■ Brief:
Sort through the entries below and pull out lines containing the word "token".

────────────────

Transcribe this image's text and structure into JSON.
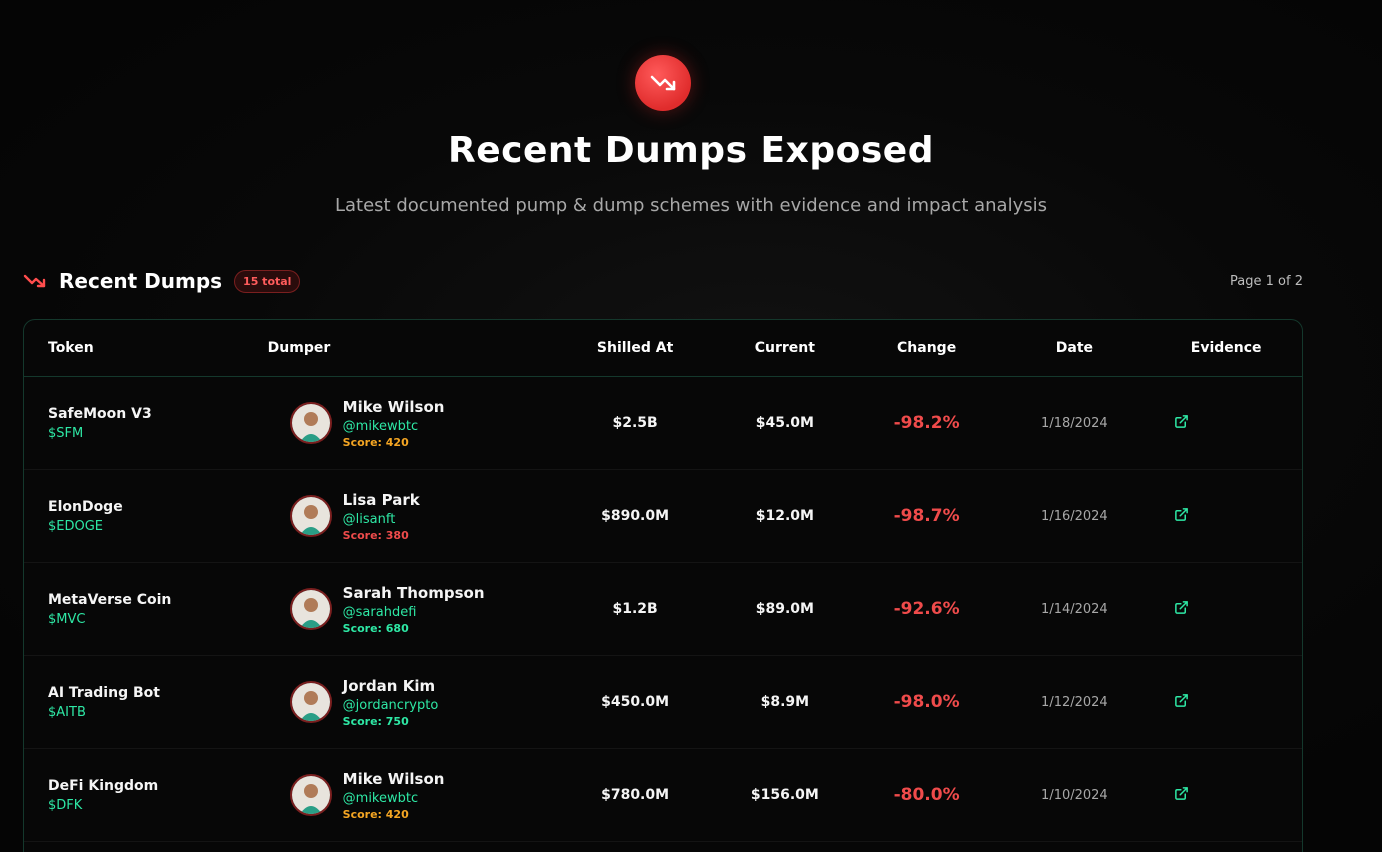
{
  "hero": {
    "title": "Recent Dumps Exposed",
    "subtitle": "Latest documented pump & dump schemes with evidence and impact analysis",
    "icon": "trending-down-icon"
  },
  "section": {
    "title": "Recent Dumps",
    "total_badge": "15 total",
    "page_info": "Page 1 of 2"
  },
  "table": {
    "headers": {
      "token": "Token",
      "dumper": "Dumper",
      "shilled": "Shilled At",
      "current": "Current",
      "change": "Change",
      "date": "Date",
      "evidence": "Evidence"
    },
    "rows": [
      {
        "token": "SafeMoon V3",
        "symbol": "$SFM",
        "dumper": "Mike Wilson",
        "handle": "@mikewbtc",
        "score": "Score: 420",
        "score_color": "#f5a623",
        "shilled": "$2.5B",
        "current": "$45.0M",
        "change": "-98.2%",
        "date": "1/18/2024"
      },
      {
        "token": "ElonDoge",
        "symbol": "$EDOGE",
        "dumper": "Lisa Park",
        "handle": "@lisanft",
        "score": "Score: 380",
        "score_color": "#ef4b4b",
        "shilled": "$890.0M",
        "current": "$12.0M",
        "change": "-98.7%",
        "date": "1/16/2024"
      },
      {
        "token": "MetaVerse Coin",
        "symbol": "$MVC",
        "dumper": "Sarah Thompson",
        "handle": "@sarahdefi",
        "score": "Score: 680",
        "score_color": "#2ee8a5",
        "shilled": "$1.2B",
        "current": "$89.0M",
        "change": "-92.6%",
        "date": "1/14/2024"
      },
      {
        "token": "AI Trading Bot",
        "symbol": "$AITB",
        "dumper": "Jordan Kim",
        "handle": "@jordancrypto",
        "score": "Score: 750",
        "score_color": "#2ee8a5",
        "shilled": "$450.0M",
        "current": "$8.9M",
        "change": "-98.0%",
        "date": "1/12/2024"
      },
      {
        "token": "DeFi Kingdom",
        "symbol": "$DFK",
        "dumper": "Mike Wilson",
        "handle": "@mikewbtc",
        "score": "Score: 420",
        "score_color": "#f5a623",
        "shilled": "$780.0M",
        "current": "$156.0M",
        "change": "-80.0%",
        "date": "1/10/2024"
      }
    ]
  },
  "colors": {
    "accent_green": "#2ee8a5",
    "accent_red": "#ef4b4b",
    "accent_orange": "#f5a623"
  }
}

────────────────

■ Answer for the task:
      "token": "Token",
        "token": "SafeMoon V3",
        "token": "ElonDoge",
        "token": "MetaVerse Coin",
        "token": "AI Trading Bot",
        "token": "DeFi Kingdom",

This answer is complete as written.